- OBJECTIVE -
Transcribe each record exactly. Include every one.

## begin GIVEN DATA

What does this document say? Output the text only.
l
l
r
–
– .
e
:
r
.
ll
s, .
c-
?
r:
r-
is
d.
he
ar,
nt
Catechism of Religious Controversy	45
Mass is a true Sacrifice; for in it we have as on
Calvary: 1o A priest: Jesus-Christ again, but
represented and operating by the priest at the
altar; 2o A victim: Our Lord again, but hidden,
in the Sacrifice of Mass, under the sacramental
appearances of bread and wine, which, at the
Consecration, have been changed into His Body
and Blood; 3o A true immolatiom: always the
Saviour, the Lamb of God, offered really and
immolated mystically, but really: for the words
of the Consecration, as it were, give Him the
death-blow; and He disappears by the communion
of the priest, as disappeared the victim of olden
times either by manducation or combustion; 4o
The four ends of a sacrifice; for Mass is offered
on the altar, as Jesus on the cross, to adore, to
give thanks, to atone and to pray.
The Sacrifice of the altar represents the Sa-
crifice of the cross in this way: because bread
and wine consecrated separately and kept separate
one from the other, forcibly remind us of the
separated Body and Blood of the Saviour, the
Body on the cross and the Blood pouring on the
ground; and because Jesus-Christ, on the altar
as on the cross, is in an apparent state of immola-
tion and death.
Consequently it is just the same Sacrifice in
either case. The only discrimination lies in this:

## end GIVEN DATA

- EXERCISE SOLUTION -
What does this document say? Output the text only.
l
l
r
–
– .
e
:
r
.
ll
s, .
c-
?
r:
r-
is
d.
he
ar,
nt
Catechism of Religious Controversy	45
Mass is a true Sacrifice; for in it we have as on
Calvary: 1o A priest: Jesus-Christ again, but
represented and operating by the priest at the
altar; 2o A victim: Our Lord again, but hidden,
in the Sacrifice of Mass, under the sacramental
appearances of bread and wine, which, at the
Consecration, have been changed into His Body
and Blood; 3o A true immolatiom: always the
Saviour, the Lamb of God, offered really and
immolated mystically, but really: for the words
of the Consecration, as it were, give Him the
death-blow; and He disappears by the communion
of the priest, as disappeared the victim of olden
times either by manducation or combustion; 4o
The four ends of a sacrifice; for Mass is offered
on the altar, as Jesus on the cross, to adore, to
give thanks, to atone and to pray.
The Sacrifice of the altar represents the Sa-
crifice of the cross in this way: because bread
and wine consecrated separately and kept separate
one from the other, forcibly remind us of the
separated Body and Blood of the Saviour, the
Body on the cross and the Blood pouring on the
ground; and because Jesus-Christ, on the altar
as on the cross, is in an apparent state of immola-
tion and death.
Consequently it is just the same Sacrifice in
either case. The only discrimination lies in this:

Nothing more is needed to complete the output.